## Start
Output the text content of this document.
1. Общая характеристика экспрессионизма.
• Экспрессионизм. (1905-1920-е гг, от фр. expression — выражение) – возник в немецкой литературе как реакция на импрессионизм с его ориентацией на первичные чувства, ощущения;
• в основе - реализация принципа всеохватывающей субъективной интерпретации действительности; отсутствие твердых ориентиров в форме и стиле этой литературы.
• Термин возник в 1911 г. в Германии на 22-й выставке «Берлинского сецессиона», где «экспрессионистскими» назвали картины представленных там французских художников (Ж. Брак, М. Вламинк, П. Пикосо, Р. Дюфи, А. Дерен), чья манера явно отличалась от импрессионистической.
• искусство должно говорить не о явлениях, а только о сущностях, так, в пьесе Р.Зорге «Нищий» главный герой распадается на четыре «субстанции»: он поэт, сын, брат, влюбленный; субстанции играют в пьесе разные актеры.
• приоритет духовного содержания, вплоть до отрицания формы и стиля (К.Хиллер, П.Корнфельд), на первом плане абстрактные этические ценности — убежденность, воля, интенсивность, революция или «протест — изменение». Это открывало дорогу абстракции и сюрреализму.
## End
#### Description of the task
Write the entries again, exactly as they stand.

#### Completed exercise
Output the text content of this document.
1. Общая характеристика экспрессионизма.
• Экспрессионизм. (1905-1920-е гг, от фр. expression — выражение) – возник в немецкой литературе как реакция на импрессионизм с его ориентацией на первичные чувства, ощущения;
• в основе - реализация принципа всеохватывающей субъективной интерпретации действительности; отсутствие твердых ориентиров в форме и стиле этой литературы.
• Термин возник в 1911 г. в Германии на 22-й выставке «Берлинского сецессиона», где «экспрессионистскими» назвали картины представленных там французских художников (Ж. Брак, М. Вламинк, П. Пикосо, Р. Дюфи, А. Дерен), чья манера явно отличалась от импрессионистической.
• искусство должно говорить не о явлениях, а только о сущностях, так, в пьесе Р.Зорге «Нищий» главный герой распадается на четыре «субстанции»: он поэт, сын, брат, влюбленный; субстанции играют в пьесе разные актеры.
• приоритет духовного содержания, вплоть до отрицания формы и стиля (К.Хиллер, П.Корнфельд), на первом плане абстрактные этические ценности — убежденность, воля, интенсивность, революция или «протест — изменение». Это открывало дорогу абстракции и сюрреализму.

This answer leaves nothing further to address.